▶ **Your objective**
Determine the number of lines that have the string "title" in them, and give only that number.

▶ **Available data**
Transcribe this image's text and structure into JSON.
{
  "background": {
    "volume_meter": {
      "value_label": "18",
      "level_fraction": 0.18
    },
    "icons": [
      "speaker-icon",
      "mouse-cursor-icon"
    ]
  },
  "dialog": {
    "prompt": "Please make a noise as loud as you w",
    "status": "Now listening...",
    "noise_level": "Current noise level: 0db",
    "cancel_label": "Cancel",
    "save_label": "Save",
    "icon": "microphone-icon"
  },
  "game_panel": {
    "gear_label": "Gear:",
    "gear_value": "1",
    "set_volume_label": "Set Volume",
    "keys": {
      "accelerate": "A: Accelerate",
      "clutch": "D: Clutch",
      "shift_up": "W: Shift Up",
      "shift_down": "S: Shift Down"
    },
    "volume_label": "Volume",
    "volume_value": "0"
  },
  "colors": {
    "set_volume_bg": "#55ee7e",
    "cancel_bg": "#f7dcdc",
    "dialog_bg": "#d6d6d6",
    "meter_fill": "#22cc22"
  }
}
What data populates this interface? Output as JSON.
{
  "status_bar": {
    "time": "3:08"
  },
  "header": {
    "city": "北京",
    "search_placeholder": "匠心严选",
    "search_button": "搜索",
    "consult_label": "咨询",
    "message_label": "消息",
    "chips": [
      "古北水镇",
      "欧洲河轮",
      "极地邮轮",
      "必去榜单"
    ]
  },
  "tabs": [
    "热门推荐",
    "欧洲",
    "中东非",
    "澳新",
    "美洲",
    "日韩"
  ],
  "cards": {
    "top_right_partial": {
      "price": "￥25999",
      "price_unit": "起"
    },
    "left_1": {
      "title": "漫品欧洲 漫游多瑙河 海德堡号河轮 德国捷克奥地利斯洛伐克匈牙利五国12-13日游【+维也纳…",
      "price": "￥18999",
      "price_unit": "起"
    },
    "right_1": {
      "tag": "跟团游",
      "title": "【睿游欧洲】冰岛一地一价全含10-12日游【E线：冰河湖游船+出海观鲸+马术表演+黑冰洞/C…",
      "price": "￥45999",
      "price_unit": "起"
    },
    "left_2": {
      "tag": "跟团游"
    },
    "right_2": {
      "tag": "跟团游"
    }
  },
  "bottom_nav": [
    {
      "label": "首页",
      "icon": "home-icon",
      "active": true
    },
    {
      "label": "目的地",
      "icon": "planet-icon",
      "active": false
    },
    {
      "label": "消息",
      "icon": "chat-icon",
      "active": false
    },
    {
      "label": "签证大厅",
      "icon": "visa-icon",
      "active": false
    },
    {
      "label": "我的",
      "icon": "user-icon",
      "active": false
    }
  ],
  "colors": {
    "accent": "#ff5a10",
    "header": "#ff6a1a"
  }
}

▶ **Exercise solution**
2